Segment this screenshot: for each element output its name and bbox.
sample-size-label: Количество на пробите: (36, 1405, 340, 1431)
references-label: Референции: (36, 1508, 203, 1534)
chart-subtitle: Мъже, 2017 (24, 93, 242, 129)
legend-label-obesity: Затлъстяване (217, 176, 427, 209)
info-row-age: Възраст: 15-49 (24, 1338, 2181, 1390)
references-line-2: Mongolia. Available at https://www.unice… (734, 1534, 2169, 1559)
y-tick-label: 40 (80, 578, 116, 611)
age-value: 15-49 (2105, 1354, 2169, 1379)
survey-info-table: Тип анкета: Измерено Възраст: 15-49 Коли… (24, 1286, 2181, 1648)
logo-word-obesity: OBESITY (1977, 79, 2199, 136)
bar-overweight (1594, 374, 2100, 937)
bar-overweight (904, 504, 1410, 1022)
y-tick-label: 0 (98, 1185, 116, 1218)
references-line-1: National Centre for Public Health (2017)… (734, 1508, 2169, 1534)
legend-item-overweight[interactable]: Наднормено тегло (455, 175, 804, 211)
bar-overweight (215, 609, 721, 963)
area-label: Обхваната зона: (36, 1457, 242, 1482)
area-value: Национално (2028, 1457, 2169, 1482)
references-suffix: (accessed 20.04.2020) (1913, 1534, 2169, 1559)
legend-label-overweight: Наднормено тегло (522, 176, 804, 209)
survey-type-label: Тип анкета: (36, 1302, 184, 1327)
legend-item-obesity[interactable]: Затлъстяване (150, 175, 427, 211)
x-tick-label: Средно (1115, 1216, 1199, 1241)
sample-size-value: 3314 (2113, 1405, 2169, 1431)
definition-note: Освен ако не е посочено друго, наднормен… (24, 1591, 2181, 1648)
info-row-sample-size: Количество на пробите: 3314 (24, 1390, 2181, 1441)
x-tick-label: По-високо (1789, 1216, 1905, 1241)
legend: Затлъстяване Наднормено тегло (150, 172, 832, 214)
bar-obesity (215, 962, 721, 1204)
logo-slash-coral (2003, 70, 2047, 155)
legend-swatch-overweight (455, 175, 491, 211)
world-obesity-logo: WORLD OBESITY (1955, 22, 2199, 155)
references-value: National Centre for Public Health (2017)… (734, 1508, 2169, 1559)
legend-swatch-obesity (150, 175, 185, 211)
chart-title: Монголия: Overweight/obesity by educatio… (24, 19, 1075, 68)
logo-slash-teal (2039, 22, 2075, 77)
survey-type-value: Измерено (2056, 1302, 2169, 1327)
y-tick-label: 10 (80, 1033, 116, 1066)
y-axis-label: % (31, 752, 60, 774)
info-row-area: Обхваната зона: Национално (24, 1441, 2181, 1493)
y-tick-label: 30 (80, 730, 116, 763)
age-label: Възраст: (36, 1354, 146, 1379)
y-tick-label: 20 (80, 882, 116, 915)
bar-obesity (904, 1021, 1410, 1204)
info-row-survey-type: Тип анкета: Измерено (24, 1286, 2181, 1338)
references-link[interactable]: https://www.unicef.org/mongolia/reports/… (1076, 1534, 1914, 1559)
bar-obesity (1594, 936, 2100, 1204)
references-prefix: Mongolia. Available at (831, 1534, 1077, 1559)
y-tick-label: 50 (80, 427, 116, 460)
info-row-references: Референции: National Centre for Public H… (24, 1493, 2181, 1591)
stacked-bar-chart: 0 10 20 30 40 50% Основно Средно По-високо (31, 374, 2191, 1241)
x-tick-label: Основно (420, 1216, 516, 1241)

• SET TASK: Copy the data above line for line, with no changes.

• RESULT FOR THIS TASK:
Segment this screenshot: for each element output its name and bbox.
sample-size-label: Количество на пробите: (36, 1405, 340, 1431)
references-label: Референции: (36, 1508, 203, 1534)
chart-subtitle: Мъже, 2017 (24, 93, 242, 129)
legend-label-obesity: Затлъстяване (217, 176, 427, 209)
info-row-age: Възраст: 15-49 (24, 1338, 2181, 1390)
references-line-2: Mongolia. Available at https://www.unice… (734, 1534, 2169, 1559)
y-tick-label: 40 (80, 578, 116, 611)
age-value: 15-49 (2105, 1354, 2169, 1379)
survey-info-table: Тип анкета: Измерено Възраст: 15-49 Коли… (24, 1286, 2181, 1648)
logo-word-obesity: OBESITY (1977, 79, 2199, 136)
bar-overweight (1594, 374, 2100, 937)
bar-overweight (904, 504, 1410, 1022)
y-tick-label: 0 (98, 1185, 116, 1218)
references-line-1: National Centre for Public Health (2017)… (734, 1508, 2169, 1534)
legend-item-overweight[interactable]: Наднормено тегло (455, 175, 804, 211)
bar-overweight (215, 609, 721, 963)
area-label: Обхваната зона: (36, 1457, 242, 1482)
area-value: Национално (2028, 1457, 2169, 1482)
references-suffix: (accessed 20.04.2020) (1913, 1534, 2169, 1559)
legend-label-overweight: Наднормено тегло (522, 176, 804, 209)
survey-type-label: Тип анкета: (36, 1302, 184, 1327)
legend-item-obesity[interactable]: Затлъстяване (150, 175, 427, 211)
x-tick-label: Средно (1115, 1216, 1199, 1241)
sample-size-value: 3314 (2113, 1405, 2169, 1431)
definition-note: Освен ако не е посочено друго, наднормен… (24, 1591, 2181, 1648)
info-row-sample-size: Количество на пробите: 3314 (24, 1390, 2181, 1441)
x-tick-label: По-високо (1789, 1216, 1905, 1241)
legend: Затлъстяване Наднормено тегло (150, 172, 832, 214)
bar-obesity (215, 962, 721, 1204)
logo-slash-coral (2003, 70, 2047, 155)
legend-swatch-overweight (455, 175, 491, 211)
world-obesity-logo: WORLD OBESITY (1955, 22, 2199, 155)
references-value: National Centre for Public Health (2017)… (734, 1508, 2169, 1559)
legend-swatch-obesity (150, 175, 185, 211)
chart-title: Монголия: Overweight/obesity by educatio… (24, 19, 1075, 68)
logo-slash-teal (2039, 22, 2075, 77)
survey-type-value: Измерено (2056, 1302, 2169, 1327)
y-tick-label: 10 (80, 1033, 116, 1066)
y-axis-label: % (31, 752, 60, 774)
info-row-area: Обхваната зона: Национално (24, 1441, 2181, 1493)
y-tick-label: 30 (80, 730, 116, 763)
age-label: Възраст: (36, 1354, 146, 1379)
y-tick-label: 20 (80, 882, 116, 915)
bar-obesity (904, 1021, 1410, 1204)
info-row-survey-type: Тип анкета: Измерено (24, 1286, 2181, 1338)
references-link[interactable]: https://www.unicef.org/mongolia/reports/… (1076, 1534, 1914, 1559)
bar-obesity (1594, 936, 2100, 1204)
references-prefix: Mongolia. Available at (831, 1534, 1077, 1559)
y-tick-label: 50 (80, 427, 116, 460)
info-row-references: Референции: National Centre for Public H… (24, 1493, 2181, 1591)
stacked-bar-chart: 0 10 20 30 40 50% Основно Средно По-високо (31, 374, 2191, 1241)
x-tick-label: Основно (420, 1216, 516, 1241)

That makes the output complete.